<<<<
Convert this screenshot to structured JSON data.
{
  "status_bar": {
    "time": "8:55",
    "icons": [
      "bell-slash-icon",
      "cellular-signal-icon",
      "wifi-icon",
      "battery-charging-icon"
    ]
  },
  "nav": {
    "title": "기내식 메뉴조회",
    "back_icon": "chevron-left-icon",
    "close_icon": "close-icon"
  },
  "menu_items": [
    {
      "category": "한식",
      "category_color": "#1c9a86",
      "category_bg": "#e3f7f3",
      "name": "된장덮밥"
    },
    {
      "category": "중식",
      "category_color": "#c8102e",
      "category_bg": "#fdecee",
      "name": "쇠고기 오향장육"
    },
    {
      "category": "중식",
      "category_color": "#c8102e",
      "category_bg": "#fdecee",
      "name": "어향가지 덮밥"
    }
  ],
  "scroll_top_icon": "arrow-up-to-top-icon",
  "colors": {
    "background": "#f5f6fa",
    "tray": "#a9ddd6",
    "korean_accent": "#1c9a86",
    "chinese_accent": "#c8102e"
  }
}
>>>>
[Exercise details]
Write out the material exactly as given.

[Complete output]
Convert this screenshot to structured JSON data.
{
  "status_bar": {
    "time": "8:55",
    "icons": [
      "bell-slash-icon",
      "cellular-signal-icon",
      "wifi-icon",
      "battery-charging-icon"
    ]
  },
  "nav": {
    "title": "기내식 메뉴조회",
    "back_icon": "chevron-left-icon",
    "close_icon": "close-icon"
  },
  "menu_items": [
    {
      "category": "한식",
      "category_color": "#1c9a86",
      "category_bg": "#e3f7f3",
      "name": "된장덮밥"
    },
    {
      "category": "중식",
      "category_color": "#c8102e",
      "category_bg": "#fdecee",
      "name": "쇠고기 오향장육"
    },
    {
      "category": "중식",
      "category_color": "#c8102e",
      "category_bg": "#fdecee",
      "name": "어향가지 덮밥"
    }
  ],
  "scroll_top_icon": "arrow-up-to-top-icon",
  "colors": {
    "background": "#f5f6fa",
    "tray": "#a9ddd6",
    "korean_accent": "#1c9a86",
    "chinese_accent": "#c8102e"
  }
}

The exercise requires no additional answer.